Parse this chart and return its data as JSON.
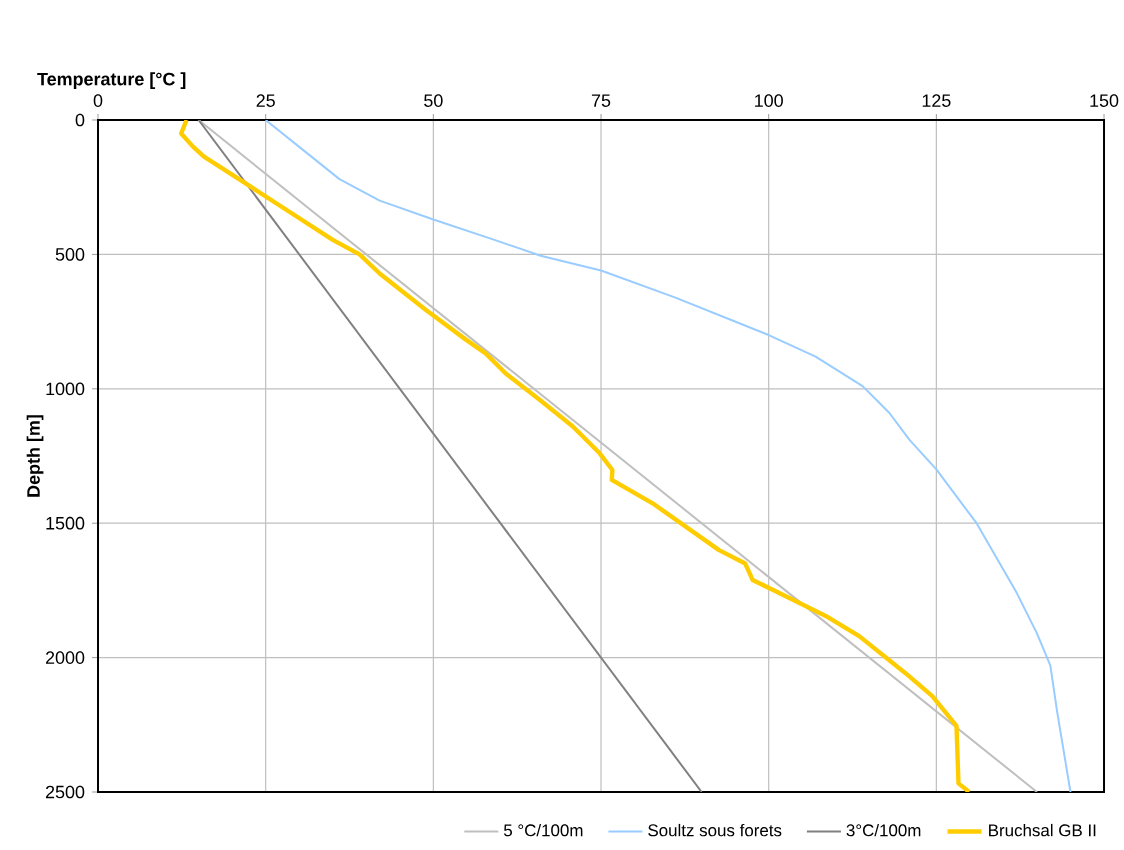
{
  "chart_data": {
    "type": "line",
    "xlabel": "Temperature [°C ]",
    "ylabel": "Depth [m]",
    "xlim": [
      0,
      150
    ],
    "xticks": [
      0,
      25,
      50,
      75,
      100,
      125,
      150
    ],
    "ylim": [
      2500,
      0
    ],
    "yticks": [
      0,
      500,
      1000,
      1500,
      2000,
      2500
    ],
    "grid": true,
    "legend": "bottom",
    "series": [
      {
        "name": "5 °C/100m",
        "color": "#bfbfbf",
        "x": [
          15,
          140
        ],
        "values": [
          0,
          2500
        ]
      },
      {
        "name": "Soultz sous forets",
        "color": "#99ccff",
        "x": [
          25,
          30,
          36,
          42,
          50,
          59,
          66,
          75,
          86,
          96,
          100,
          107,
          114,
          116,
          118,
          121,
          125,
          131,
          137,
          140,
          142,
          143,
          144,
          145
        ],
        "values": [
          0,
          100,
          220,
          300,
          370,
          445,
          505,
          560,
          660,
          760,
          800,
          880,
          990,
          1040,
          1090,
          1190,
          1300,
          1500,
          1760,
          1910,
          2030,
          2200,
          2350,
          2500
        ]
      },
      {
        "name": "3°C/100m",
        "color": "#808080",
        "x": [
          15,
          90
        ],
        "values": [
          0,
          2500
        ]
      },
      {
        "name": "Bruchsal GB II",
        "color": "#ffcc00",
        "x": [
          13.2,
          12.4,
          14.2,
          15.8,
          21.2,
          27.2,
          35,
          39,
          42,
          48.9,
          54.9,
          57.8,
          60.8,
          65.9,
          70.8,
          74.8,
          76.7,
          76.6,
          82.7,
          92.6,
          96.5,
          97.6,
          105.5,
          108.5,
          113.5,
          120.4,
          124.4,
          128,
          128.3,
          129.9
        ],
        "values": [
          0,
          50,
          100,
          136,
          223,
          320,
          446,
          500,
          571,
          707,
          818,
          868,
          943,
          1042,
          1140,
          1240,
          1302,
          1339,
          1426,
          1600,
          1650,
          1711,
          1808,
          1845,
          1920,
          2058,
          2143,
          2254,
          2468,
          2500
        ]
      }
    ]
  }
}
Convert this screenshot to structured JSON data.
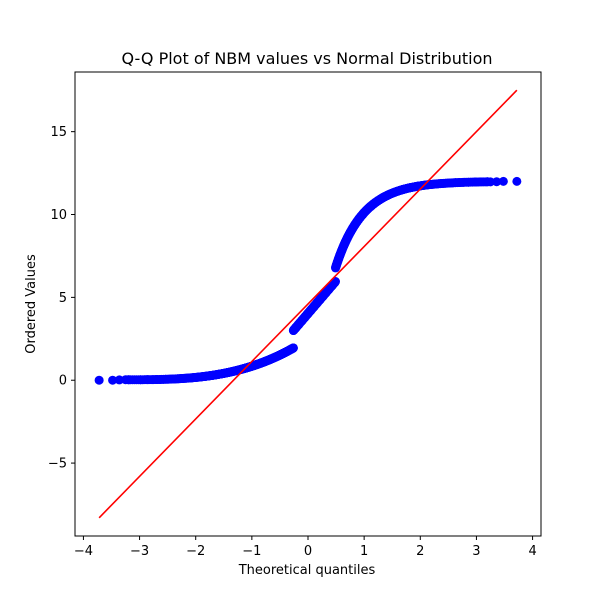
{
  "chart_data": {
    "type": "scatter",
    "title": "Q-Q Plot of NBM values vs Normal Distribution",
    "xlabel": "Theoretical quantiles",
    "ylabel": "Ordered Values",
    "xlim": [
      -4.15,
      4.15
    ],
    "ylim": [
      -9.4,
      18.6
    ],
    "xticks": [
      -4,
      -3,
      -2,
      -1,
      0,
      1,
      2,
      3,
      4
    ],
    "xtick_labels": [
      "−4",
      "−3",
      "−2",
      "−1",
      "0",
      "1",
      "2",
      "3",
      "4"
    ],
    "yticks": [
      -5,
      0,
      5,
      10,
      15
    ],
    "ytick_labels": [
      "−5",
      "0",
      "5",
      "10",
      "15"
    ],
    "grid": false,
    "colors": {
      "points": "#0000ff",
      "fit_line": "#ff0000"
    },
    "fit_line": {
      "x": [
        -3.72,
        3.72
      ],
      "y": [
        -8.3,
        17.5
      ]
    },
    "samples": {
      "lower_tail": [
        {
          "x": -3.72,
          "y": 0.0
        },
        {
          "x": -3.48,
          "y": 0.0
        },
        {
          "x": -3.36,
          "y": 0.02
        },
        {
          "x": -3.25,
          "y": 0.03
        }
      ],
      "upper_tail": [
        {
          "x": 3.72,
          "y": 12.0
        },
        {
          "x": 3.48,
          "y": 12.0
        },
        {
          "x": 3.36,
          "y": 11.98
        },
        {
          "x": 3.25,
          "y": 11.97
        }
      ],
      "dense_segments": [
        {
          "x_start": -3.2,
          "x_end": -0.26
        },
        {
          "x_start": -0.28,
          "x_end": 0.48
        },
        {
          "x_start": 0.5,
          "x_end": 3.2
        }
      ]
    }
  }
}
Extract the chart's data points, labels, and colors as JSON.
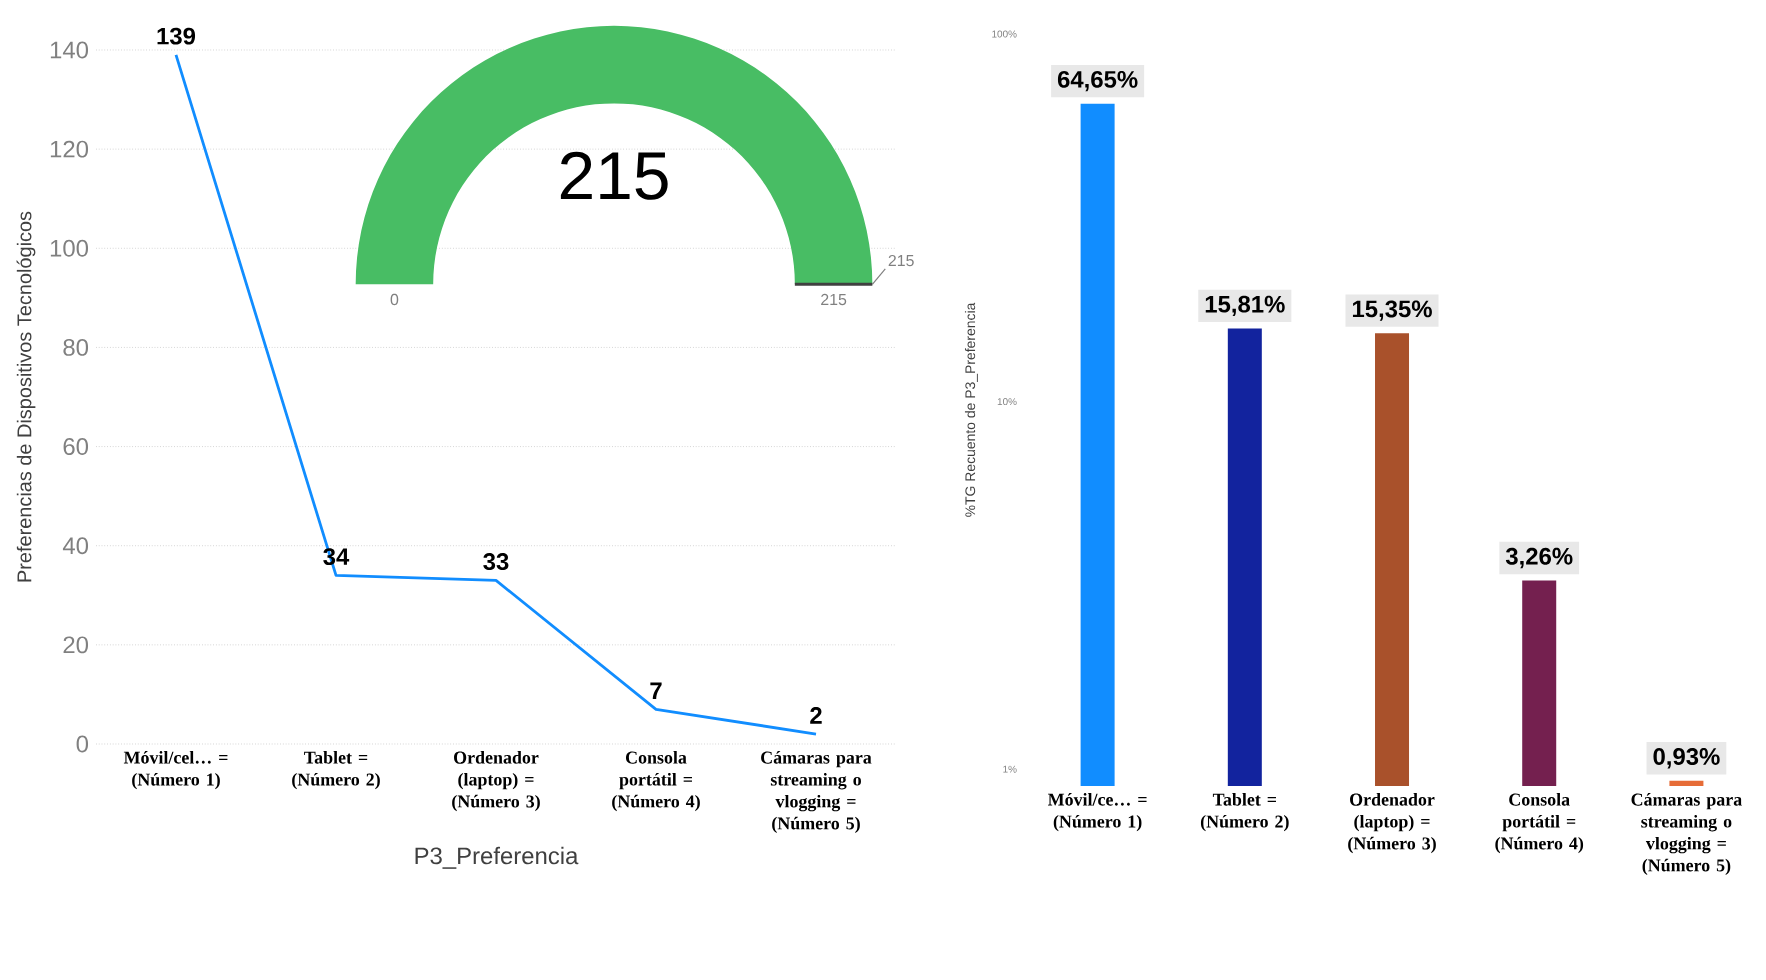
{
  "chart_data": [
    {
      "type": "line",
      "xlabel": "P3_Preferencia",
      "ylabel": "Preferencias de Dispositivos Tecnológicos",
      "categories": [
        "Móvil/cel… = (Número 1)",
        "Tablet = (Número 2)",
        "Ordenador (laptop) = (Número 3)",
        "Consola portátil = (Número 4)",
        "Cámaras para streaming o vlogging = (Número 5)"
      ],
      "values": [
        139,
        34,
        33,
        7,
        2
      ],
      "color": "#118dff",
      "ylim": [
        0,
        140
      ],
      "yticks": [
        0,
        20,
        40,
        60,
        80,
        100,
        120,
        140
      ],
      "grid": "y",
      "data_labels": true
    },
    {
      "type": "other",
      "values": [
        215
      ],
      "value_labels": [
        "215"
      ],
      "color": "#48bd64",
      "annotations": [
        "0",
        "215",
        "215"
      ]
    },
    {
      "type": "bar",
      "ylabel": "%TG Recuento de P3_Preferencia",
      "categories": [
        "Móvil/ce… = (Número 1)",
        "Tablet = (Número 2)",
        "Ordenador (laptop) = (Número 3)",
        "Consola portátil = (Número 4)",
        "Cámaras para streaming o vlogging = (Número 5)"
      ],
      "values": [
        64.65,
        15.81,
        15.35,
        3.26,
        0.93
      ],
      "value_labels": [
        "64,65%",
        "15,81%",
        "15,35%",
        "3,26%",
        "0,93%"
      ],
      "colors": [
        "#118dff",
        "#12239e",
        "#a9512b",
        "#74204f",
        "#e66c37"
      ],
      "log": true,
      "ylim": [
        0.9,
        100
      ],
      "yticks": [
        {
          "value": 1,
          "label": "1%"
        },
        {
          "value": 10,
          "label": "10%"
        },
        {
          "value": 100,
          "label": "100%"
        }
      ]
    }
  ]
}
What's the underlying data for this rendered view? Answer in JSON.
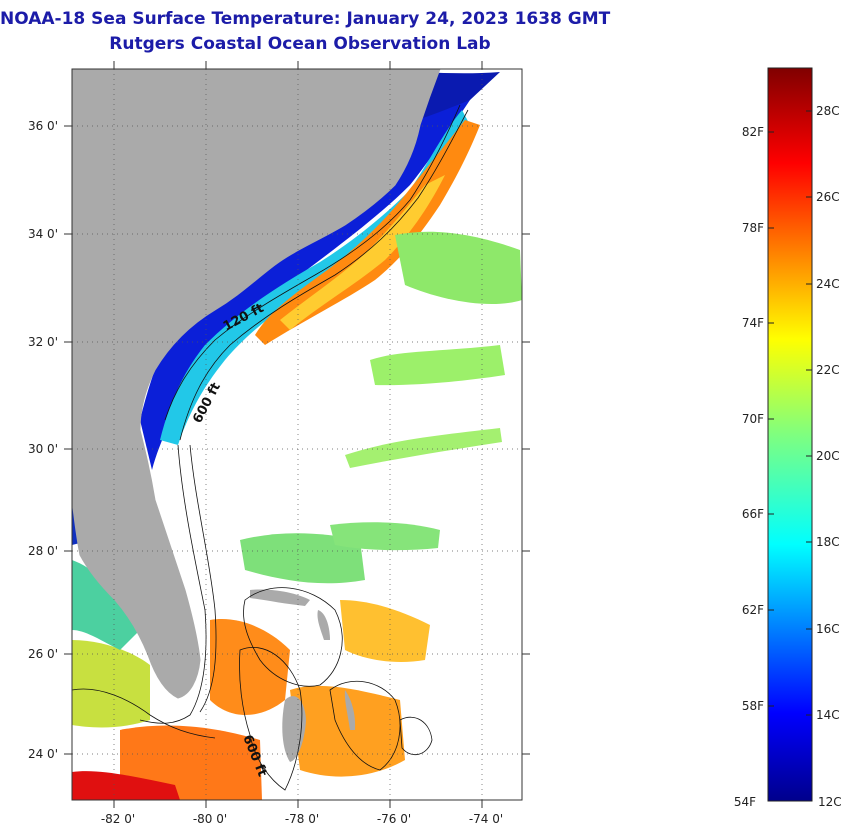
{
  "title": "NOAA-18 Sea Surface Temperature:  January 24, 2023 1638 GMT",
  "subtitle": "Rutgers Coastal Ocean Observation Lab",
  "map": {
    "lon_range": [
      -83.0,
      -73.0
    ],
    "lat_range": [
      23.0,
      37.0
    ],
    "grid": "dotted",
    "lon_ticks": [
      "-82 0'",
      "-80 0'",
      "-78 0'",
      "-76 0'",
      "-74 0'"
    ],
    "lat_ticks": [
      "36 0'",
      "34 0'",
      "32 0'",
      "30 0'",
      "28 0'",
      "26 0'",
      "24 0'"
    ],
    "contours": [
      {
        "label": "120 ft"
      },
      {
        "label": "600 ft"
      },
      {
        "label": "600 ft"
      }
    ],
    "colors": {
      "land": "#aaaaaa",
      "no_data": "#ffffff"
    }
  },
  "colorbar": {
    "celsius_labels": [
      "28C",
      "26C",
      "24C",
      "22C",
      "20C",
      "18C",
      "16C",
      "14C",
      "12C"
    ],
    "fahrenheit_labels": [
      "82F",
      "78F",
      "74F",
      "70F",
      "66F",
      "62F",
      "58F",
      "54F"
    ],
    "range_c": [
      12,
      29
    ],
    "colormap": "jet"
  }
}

> What you will do
Return each line of the data, keeping its wording exact and omitting pictures.

> Output of the exercise
Parse this chart and return its data as JSON.
{
  "chart_data": {
    "type": "line",
    "xlabel": "Temperature [°C ]",
    "ylabel": "Depth [m]",
    "xlim": [
      0,
      150
    ],
    "xticks": [
      0,
      25,
      50,
      75,
      100,
      125,
      150
    ],
    "ylim": [
      2500,
      0
    ],
    "yticks": [
      0,
      500,
      1000,
      1500,
      2000,
      2500
    ],
    "grid": true,
    "legend": "bottom",
    "series": [
      {
        "name": "5 °C/100m",
        "color": "#bfbfbf",
        "x": [
          15,
          140
        ],
        "values": [
          0,
          2500
        ]
      },
      {
        "name": "Soultz sous forets",
        "color": "#99ccff",
        "x": [
          25,
          30,
          36,
          42,
          50,
          59,
          66,
          75,
          86,
          96,
          100,
          107,
          114,
          116,
          118,
          121,
          125,
          131,
          137,
          140,
          142,
          143,
          144,
          145
        ],
        "values": [
          0,
          100,
          220,
          300,
          370,
          445,
          505,
          560,
          660,
          760,
          800,
          880,
          990,
          1040,
          1090,
          1190,
          1300,
          1500,
          1760,
          1910,
          2030,
          2200,
          2350,
          2500
        ]
      },
      {
        "name": "3°C/100m",
        "color": "#808080",
        "x": [
          15,
          90
        ],
        "values": [
          0,
          2500
        ]
      },
      {
        "name": "Bruchsal GB II",
        "color": "#ffcc00",
        "x": [
          13.2,
          12.4,
          14.2,
          15.8,
          21.2,
          27.2,
          35,
          39,
          42,
          48.9,
          54.9,
          57.8,
          60.8,
          65.9,
          70.8,
          74.8,
          76.7,
          76.6,
          82.7,
          92.6,
          96.5,
          97.6,
          105.5,
          108.5,
          113.5,
          120.4,
          124.4,
          128,
          128.3,
          129.9
        ],
        "values": [
          0,
          50,
          100,
          136,
          223,
          320,
          446,
          500,
          571,
          707,
          818,
          868,
          943,
          1042,
          1140,
          1240,
          1302,
          1339,
          1426,
          1600,
          1650,
          1711,
          1808,
          1845,
          1920,
          2058,
          2143,
          2254,
          2468,
          2500
        ]
      }
    ]
  }
}
Convert this screenshot to structured JSON data.
{
  "chart_data": {
    "type": "scatter",
    "title": "Q-Q Plot of NBM values vs Normal Distribution",
    "xlabel": "Theoretical quantiles",
    "ylabel": "Ordered Values",
    "xlim": [
      -4.15,
      4.15
    ],
    "ylim": [
      -9.4,
      18.6
    ],
    "xticks": [
      -4,
      -3,
      -2,
      -1,
      0,
      1,
      2,
      3,
      4
    ],
    "xtick_labels": [
      "−4",
      "−3",
      "−2",
      "−1",
      "0",
      "1",
      "2",
      "3",
      "4"
    ],
    "yticks": [
      -5,
      0,
      5,
      10,
      15
    ],
    "ytick_labels": [
      "−5",
      "0",
      "5",
      "10",
      "15"
    ],
    "grid": false,
    "colors": {
      "points": "#0000ff",
      "fit_line": "#ff0000"
    },
    "fit_line": {
      "x": [
        -3.72,
        3.72
      ],
      "y": [
        -8.3,
        17.5
      ]
    },
    "samples": {
      "lower_tail": [
        {
          "x": -3.72,
          "y": 0.0
        },
        {
          "x": -3.48,
          "y": 0.0
        },
        {
          "x": -3.36,
          "y": 0.02
        },
        {
          "x": -3.25,
          "y": 0.03
        }
      ],
      "upper_tail": [
        {
          "x": 3.72,
          "y": 12.0
        },
        {
          "x": 3.48,
          "y": 12.0
        },
        {
          "x": 3.36,
          "y": 11.98
        },
        {
          "x": 3.25,
          "y": 11.97
        }
      ],
      "dense_segments": [
        {
          "x_start": -3.2,
          "x_end": -0.26
        },
        {
          "x_start": -0.28,
          "x_end": 0.48
        },
        {
          "x_start": 0.5,
          "x_end": 3.2
        }
      ]
    }
  }
}
Extract the chart's data points, labels, and colors as JSON.
{
  "chart_data": [
    {
      "type": "line",
      "xlabel": "P3_Preferencia",
      "ylabel": "Preferencias de Dispositivos Tecnológicos",
      "categories": [
        "Móvil/cel… = (Número 1)",
        "Tablet = (Número 2)",
        "Ordenador (laptop) = (Número 3)",
        "Consola portátil = (Número 4)",
        "Cámaras para streaming o vlogging = (Número 5)"
      ],
      "values": [
        139,
        34,
        33,
        7,
        2
      ],
      "color": "#118dff",
      "ylim": [
        0,
        140
      ],
      "yticks": [
        0,
        20,
        40,
        60,
        80,
        100,
        120,
        140
      ],
      "grid": "y",
      "data_labels": true
    },
    {
      "type": "other",
      "values": [
        215
      ],
      "value_labels": [
        "215"
      ],
      "color": "#48bd64",
      "annotations": [
        "0",
        "215",
        "215"
      ]
    },
    {
      "type": "bar",
      "ylabel": "%TG Recuento de P3_Preferencia",
      "categories": [
        "Móvil/ce… = (Número 1)",
        "Tablet = (Número 2)",
        "Ordenador (laptop) = (Número 3)",
        "Consola portátil = (Número 4)",
        "Cámaras para streaming o vlogging = (Número 5)"
      ],
      "values": [
        64.65,
        15.81,
        15.35,
        3.26,
        0.93
      ],
      "value_labels": [
        "64,65%",
        "15,81%",
        "15,35%",
        "3,26%",
        "0,93%"
      ],
      "colors": [
        "#118dff",
        "#12239e",
        "#a9512b",
        "#74204f",
        "#e66c37"
      ],
      "log": true,
      "ylim": [
        0.9,
        100
      ],
      "yticks": [
        {
          "value": 1,
          "label": "1%"
        },
        {
          "value": 10,
          "label": "10%"
        },
        {
          "value": 100,
          "label": "100%"
        }
      ]
    }
  ]
}
What's the underlying data for this rendered view? Answer in JSON.
{
  "title": "NOAA-18 Sea Surface Temperature:  January 24, 2023 1638 GMT",
  "subtitle": "Rutgers Coastal Ocean Observation Lab",
  "map": {
    "lon_range": [
      -83.0,
      -73.0
    ],
    "lat_range": [
      23.0,
      37.0
    ],
    "grid": "dotted",
    "lon_ticks": [
      "-82 0'",
      "-80 0'",
      "-78 0'",
      "-76 0'",
      "-74 0'"
    ],
    "lat_ticks": [
      "36 0'",
      "34 0'",
      "32 0'",
      "30 0'",
      "28 0'",
      "26 0'",
      "24 0'"
    ],
    "contours": [
      {
        "label": "120 ft"
      },
      {
        "label": "600 ft"
      },
      {
        "label": "600 ft"
      }
    ],
    "colors": {
      "land": "#aaaaaa",
      "no_data": "#ffffff"
    }
  },
  "colorbar": {
    "celsius_labels": [
      "28C",
      "26C",
      "24C",
      "22C",
      "20C",
      "18C",
      "16C",
      "14C",
      "12C"
    ],
    "fahrenheit_labels": [
      "82F",
      "78F",
      "74F",
      "70F",
      "66F",
      "62F",
      "58F",
      "54F"
    ],
    "range_c": [
      12,
      29
    ],
    "colormap": "jet"
  }
}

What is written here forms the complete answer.